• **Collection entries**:
## start

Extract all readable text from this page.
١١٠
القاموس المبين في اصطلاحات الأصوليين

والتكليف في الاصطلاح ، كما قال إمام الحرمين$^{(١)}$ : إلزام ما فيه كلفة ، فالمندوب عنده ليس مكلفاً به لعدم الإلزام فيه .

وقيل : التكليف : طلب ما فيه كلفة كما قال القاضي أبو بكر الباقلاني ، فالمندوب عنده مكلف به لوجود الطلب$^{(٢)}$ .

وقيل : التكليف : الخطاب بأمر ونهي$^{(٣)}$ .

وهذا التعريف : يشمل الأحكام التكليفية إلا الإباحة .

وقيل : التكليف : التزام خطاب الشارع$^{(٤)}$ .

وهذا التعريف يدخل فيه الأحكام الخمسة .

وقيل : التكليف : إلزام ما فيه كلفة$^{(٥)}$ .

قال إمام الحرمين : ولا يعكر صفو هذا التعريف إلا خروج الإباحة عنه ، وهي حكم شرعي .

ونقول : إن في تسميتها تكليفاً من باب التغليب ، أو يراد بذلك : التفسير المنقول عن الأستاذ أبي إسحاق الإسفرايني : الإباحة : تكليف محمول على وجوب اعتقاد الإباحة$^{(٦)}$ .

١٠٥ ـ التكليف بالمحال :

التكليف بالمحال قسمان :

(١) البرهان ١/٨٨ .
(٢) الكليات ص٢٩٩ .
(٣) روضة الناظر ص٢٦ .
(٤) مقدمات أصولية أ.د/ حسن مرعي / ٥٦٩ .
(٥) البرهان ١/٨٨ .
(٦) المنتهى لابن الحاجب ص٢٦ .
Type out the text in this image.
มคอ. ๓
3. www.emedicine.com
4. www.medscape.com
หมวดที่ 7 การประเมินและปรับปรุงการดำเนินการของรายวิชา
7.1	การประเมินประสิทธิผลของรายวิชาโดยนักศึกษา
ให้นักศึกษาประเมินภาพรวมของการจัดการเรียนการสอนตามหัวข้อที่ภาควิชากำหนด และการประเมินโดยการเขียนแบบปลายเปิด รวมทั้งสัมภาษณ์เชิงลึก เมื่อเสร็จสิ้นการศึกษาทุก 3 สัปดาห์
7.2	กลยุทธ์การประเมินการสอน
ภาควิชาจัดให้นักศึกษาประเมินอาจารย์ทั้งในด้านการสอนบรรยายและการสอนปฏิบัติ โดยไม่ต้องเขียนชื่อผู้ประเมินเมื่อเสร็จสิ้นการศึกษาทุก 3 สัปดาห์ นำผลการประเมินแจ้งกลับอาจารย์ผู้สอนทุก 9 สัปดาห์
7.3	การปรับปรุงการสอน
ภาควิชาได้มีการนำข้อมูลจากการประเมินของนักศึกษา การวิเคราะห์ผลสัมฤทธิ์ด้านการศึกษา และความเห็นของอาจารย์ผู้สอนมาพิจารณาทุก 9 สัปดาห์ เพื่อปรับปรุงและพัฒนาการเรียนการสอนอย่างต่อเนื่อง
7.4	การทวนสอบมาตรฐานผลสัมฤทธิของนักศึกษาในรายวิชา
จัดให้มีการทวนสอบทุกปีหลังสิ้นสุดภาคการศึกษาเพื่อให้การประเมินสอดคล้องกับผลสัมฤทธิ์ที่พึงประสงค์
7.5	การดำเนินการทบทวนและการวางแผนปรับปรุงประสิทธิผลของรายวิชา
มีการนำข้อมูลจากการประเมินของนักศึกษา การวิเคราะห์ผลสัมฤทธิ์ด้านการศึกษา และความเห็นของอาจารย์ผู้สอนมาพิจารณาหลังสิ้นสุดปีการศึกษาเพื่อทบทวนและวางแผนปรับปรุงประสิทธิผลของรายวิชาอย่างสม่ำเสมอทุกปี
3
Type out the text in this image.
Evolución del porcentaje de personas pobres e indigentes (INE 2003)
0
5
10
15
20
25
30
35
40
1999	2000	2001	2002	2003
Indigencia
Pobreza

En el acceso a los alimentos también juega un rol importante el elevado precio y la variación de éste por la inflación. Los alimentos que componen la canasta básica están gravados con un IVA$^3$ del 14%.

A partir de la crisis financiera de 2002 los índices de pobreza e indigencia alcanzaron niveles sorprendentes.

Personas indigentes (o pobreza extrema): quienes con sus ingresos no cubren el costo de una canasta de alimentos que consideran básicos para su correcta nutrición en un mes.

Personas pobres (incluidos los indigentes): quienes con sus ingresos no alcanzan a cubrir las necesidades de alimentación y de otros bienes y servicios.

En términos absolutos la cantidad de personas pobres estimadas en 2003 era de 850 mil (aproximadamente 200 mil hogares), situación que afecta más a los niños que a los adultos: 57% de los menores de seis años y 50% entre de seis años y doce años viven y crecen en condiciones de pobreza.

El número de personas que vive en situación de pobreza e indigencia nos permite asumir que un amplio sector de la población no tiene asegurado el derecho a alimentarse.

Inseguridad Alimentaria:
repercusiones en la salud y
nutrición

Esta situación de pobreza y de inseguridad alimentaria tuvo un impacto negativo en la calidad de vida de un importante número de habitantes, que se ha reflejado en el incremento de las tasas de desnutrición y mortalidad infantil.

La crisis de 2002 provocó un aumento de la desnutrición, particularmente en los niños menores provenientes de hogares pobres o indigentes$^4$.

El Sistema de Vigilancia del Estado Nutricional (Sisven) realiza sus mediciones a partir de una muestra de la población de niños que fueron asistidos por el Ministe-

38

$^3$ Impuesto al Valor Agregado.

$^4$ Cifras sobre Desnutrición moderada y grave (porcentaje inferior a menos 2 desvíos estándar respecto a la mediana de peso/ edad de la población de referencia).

## end

Tell how many lines in the material above include the word "población", giving the number only.

3